What is expected
Your task is to transcribe the records exactly, skipping every image.

Dataset
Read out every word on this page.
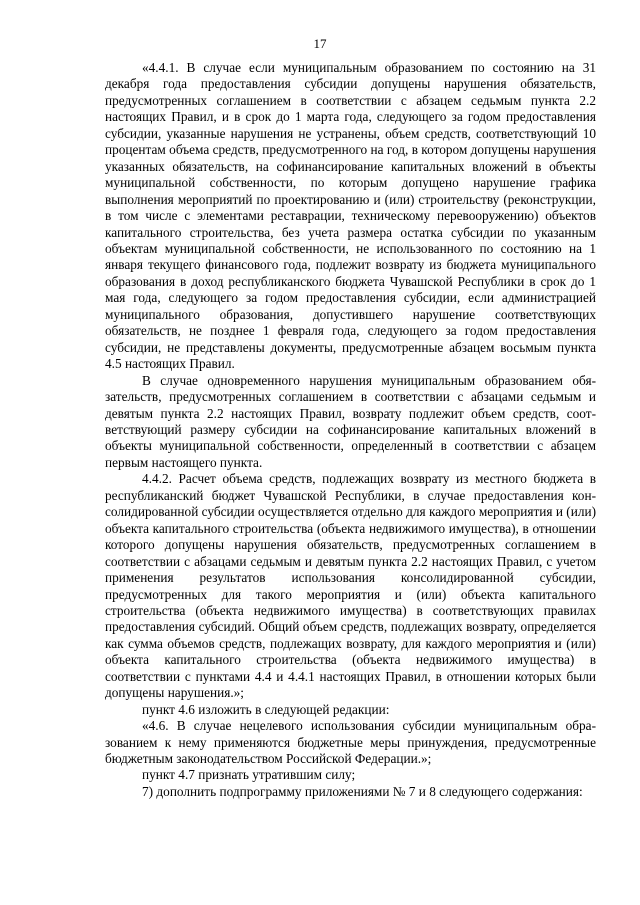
17

«4.4.1. В случае если муниципальным образованием по состоянию на 31 декабря года предоставления субсидии допущены нарушения обязательств, предусмотренных соглашением в соответствии с абзацем седьмым пункта 2.2 настоящих Правил, и в срок до 1 марта года, следующего за годом предоставления субсидии, указанные нарушения не устранены, объем средств, соответствующий 10 процентам объема средств, предусмотренного на год, в котором допущены нарушения указанных обязательств, на софинансирование капитальных вложений в объекты муниципальной собственности, по которым допущено нарушение графика выполнения мероприятий по проектированию и (или) строительству (реконструкции, в том числе с элементами реставрации, техническому перевооружению) объектов капитального строительства, без учета размера остатка субсидии по указанным объектам муниципальной собственности, не использованного по состоянию на 1 января текущего финансового года, подлежит возврату из бюджета муниципального образования в доход республиканского бюджета Чувашской Республики в срок до 1 мая года, следующего за годом предоставления субсидии, если администрацией муниципального образования, допустившего нарушение соответствующих обязательств, не позднее 1 февраля года, следующего за годом предоставления субсидии, не представлены документы, предусмотренные абзацем восьмым пункта 4.5 настоящих Правил.

В случае одновременного нарушения муниципальным образованием обязательств, предусмотренных соглашением в соответствии с абзацами седьмым и девятым пункта 2.2 настоящих Правил, возврату подлежит объем средств, соответствующий размеру субсидии на софинансирование капитальных вложений в объекты муниципальной собственности, определенный в соответствии с абзацем первым настоящего пункта.

4.4.2. Расчет объема средств, подлежащих возврату из местного бюджета в республиканский бюджет Чувашской Республики, в случае предоставления консолидированной субсидии осуществляется отдельно для каждого мероприятия и (или) объекта капитального строительства (объекта недвижимого имущества), в отношении которого допущены нарушения обязательств, предусмотренных соглашением в соответствии с абзацами седьмым и девятым пункта 2.2 настоящих Правил, с учетом применения результатов использования консолидированной субсидии, предусмотренных для такого мероприятия и (или) объекта капитального строительства (объекта недвижимого имущества) в соответствующих правилах предоставления субсидий. Общий объем средств, подлежащих возврату, определяется как сумма объемов средств, подлежащих возврату, для каждого мероприятия и (или) объекта капитального строительства (объекта недвижимого имущества) в соответствии с пунктами 4.4 и 4.4.1 настоящих Правил, в отношении которых были допущены нарушения.»;

пункт 4.6 изложить в следующей редакции:

«4.6. В случае нецелевого использования субсидии муниципальным образованием к нему применяются бюджетные меры принуждения, предусмотренные бюджетным законодательством Российской Федерации.»;

пункт 4.7 признать утратившим силу;

7) дополнить подпрограмму приложениями № 7 и 8 следующего содержания:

Reply to the exercise
Read out every word on this page.
17

«4.4.1. В случае если муниципальным образованием по состоянию на 31 декабря года предоставления субсидии допущены нарушения обязательств, предусмотренных соглашением в соответствии с абзацем седьмым пункта 2.2 настоящих Правил, и в срок до 1 марта года, следующего за годом предоставления субсидии, указанные нарушения не устранены, объем средств, соответствующий 10 процентам объема средств, предусмотренного на год, в котором допущены нарушения указанных обязательств, на софинансирование капитальных вложений в объекты муниципальной собственности, по которым допущено нарушение графика выполнения мероприятий по проектированию и (или) строительству (реконструкции, в том числе с элементами реставрации, техническому перевооружению) объектов капитального строительства, без учета размера остатка субсидии по указанным объектам муниципальной собственности, не использованного по состоянию на 1 января текущего финансового года, подлежит возврату из бюджета муниципального образования в доход республиканского бюджета Чувашской Республики в срок до 1 мая года, следующего за годом предоставления субсидии, если администрацией муниципального образования, допустившего нарушение соответствующих обязательств, не позднее 1 февраля года, следующего за годом предоставления субсидии, не представлены документы, предусмотренные абзацем восьмым пункта 4.5 настоящих Правил.

В случае одновременного нарушения муниципальным образованием обязательств, предусмотренных соглашением в соответствии с абзацами седьмым и девятым пункта 2.2 настоящих Правил, возврату подлежит объем средств, соответствующий размеру субсидии на софинансирование капитальных вложений в объекты муниципальной собственности, определенный в соответствии с абзацем первым настоящего пункта.

4.4.2. Расчет объема средств, подлежащих возврату из местного бюджета в республиканский бюджет Чувашской Республики, в случае предоставления консолидированной субсидии осуществляется отдельно для каждого мероприятия и (или) объекта капитального строительства (объекта недвижимого имущества), в отношении которого допущены нарушения обязательств, предусмотренных соглашением в соответствии с абзацами седьмым и девятым пункта 2.2 настоящих Правил, с учетом применения результатов использования консолидированной субсидии, предусмотренных для такого мероприятия и (или) объекта капитального строительства (объекта недвижимого имущества) в соответствующих правилах предоставления субсидий. Общий объем средств, подлежащих возврату, определяется как сумма объемов средств, подлежащих возврату, для каждого мероприятия и (или) объекта капитального строительства (объекта недвижимого имущества) в соответствии с пунктами 4.4 и 4.4.1 настоящих Правил, в отношении которых были допущены нарушения.»;

пункт 4.6 изложить в следующей редакции:

«4.6. В случае нецелевого использования субсидии муниципальным образованием к нему применяются бюджетные меры принуждения, предусмотренные бюджетным законодательством Российской Федерации.»;

пункт 4.7 признать утратившим силу;

7) дополнить подпрограмму приложениями № 7 и 8 следующего содержания:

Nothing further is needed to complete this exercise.